Given task:
Read the listing below and copy out every line that holds "this".

Stored items
+++

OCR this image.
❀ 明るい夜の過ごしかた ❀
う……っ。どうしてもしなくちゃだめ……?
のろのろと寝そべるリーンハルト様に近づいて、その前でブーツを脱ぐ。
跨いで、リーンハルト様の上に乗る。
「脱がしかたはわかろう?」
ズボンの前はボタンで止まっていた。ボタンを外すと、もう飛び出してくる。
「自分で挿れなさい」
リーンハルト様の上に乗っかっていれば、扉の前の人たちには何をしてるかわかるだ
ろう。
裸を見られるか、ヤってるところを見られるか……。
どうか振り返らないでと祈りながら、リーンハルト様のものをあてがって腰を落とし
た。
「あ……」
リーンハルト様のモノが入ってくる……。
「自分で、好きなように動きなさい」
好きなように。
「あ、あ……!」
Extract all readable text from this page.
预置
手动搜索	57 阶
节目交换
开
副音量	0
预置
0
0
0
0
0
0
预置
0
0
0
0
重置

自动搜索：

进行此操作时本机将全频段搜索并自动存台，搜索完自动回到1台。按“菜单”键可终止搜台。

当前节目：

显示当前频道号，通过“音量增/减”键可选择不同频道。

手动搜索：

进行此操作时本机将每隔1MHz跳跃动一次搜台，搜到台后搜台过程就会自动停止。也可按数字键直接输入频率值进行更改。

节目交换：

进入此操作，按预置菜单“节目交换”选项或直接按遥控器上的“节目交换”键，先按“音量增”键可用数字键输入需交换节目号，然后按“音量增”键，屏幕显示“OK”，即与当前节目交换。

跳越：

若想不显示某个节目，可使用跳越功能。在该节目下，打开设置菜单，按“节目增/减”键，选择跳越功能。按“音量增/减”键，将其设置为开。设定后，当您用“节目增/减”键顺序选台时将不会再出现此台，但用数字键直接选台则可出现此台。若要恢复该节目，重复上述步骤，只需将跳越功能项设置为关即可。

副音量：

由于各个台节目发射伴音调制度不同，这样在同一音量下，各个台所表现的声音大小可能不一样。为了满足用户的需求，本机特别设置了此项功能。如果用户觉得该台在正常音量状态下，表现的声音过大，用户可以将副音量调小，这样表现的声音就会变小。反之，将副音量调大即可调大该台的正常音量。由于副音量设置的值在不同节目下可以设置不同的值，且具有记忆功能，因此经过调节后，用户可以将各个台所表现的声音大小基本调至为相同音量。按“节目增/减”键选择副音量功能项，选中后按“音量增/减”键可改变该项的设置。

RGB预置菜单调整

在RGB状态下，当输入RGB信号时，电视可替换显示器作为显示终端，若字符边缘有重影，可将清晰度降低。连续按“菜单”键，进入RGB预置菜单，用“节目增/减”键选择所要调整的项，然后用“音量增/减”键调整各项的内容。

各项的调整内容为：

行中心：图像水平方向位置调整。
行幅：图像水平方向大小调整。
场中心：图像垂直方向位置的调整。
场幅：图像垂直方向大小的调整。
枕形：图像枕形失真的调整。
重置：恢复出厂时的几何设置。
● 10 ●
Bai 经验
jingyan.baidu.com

+++

Output of the task:
OCR this image.
Extract all readable text from this page.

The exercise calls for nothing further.